**Record list**
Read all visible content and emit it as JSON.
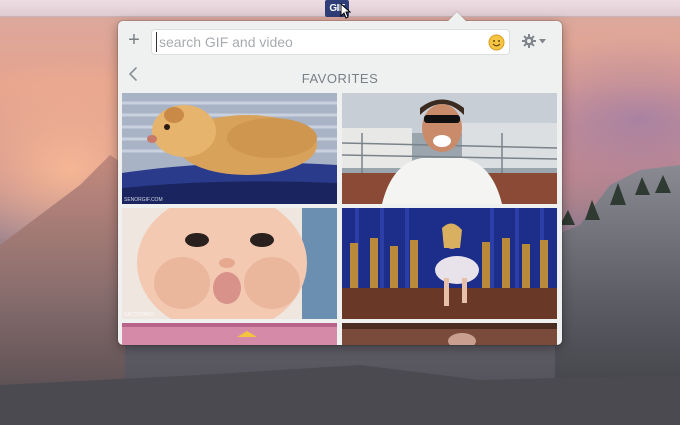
{
  "menubar": {
    "app_icon_text": "GIF",
    "app_icon_color": "#2f3d78"
  },
  "popover": {
    "add_icon": "plus-icon",
    "add_label": "+",
    "search": {
      "placeholder": "search GIF and video",
      "value": ""
    },
    "emoji_icon": "smiley-face-icon",
    "settings_icon": "gear-icon",
    "back_icon": "chevron-left-icon",
    "section_title": "FAVORITES",
    "gifs": [
      {
        "subject": "hamster",
        "watermark": "SENORGIF.COM"
      },
      {
        "subject": "man in sunglasses laughing",
        "watermark": ""
      },
      {
        "subject": "baby puffing cheeks",
        "watermark": "GIF.COTARO"
      },
      {
        "subject": "girl dancing on stage",
        "watermark": ""
      },
      {
        "subject": "partially visible gif",
        "watermark": ""
      },
      {
        "subject": "partially visible gif",
        "watermark": ""
      }
    ]
  },
  "colors": {
    "popover_bg": "#eef1ef",
    "accent": "#2f3d78"
  }
}
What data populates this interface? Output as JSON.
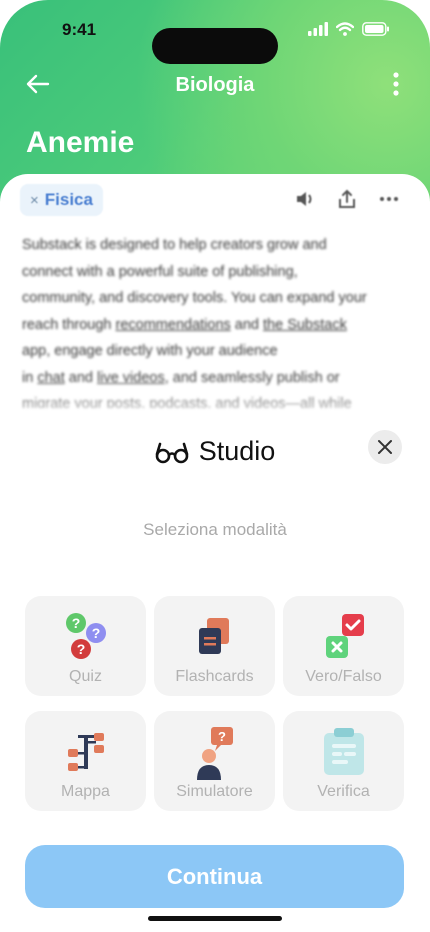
{
  "status_bar": {
    "time": "9:41"
  },
  "nav": {
    "title": "Biologia"
  },
  "page": {
    "title": "Anemie"
  },
  "document": {
    "chip_close": "×",
    "chip_label": "Fisica",
    "line1": "Substack is designed to help creators grow and",
    "line2": "connect with a powerful suite of publishing,",
    "line3": "community, and discovery tools. You can expand your",
    "line4a": "reach through ",
    "line4b": "recommendations",
    "line4c": " and ",
    "line4d": "the Substack",
    "line5": "app, engage directly with your audience",
    "line6a": "in ",
    "line6b": "chat",
    "line6c": " and ",
    "line6d": "live videos",
    "line6e": ", and seamlessly publish or",
    "line7": "migrate your posts, podcasts, and videos—all while"
  },
  "studio": {
    "title": "Studio",
    "subtitle": "Seleziona modalità",
    "modes": [
      {
        "label": "Quiz",
        "icon": "quiz-icon"
      },
      {
        "label": "Flashcards",
        "icon": "flashcards-icon"
      },
      {
        "label": "Vero/Falso",
        "icon": "true-false-icon"
      },
      {
        "label": "Mappa",
        "icon": "mind-map-icon"
      },
      {
        "label": "Simulatore",
        "icon": "simulator-icon"
      },
      {
        "label": "Verifica",
        "icon": "clipboard-icon"
      }
    ],
    "cta_label": "Continua"
  },
  "colors": {
    "header_green": "#4ccb7a",
    "chip_blue": "#4a7fd1",
    "cta_blue": "#8cc7f6",
    "card_bg": "#f3f3f3"
  }
}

**Problem to solve**
Look through the entries above and list every line containing "subject".

**Answer**
        "subject": "hamster",
        "subject": "man in sunglasses laughing",
        "subject": "baby puffing cheeks",
        "subject": "girl dancing on stage",
        "subject": "partially visible gif",
        "subject": "partially visible gif",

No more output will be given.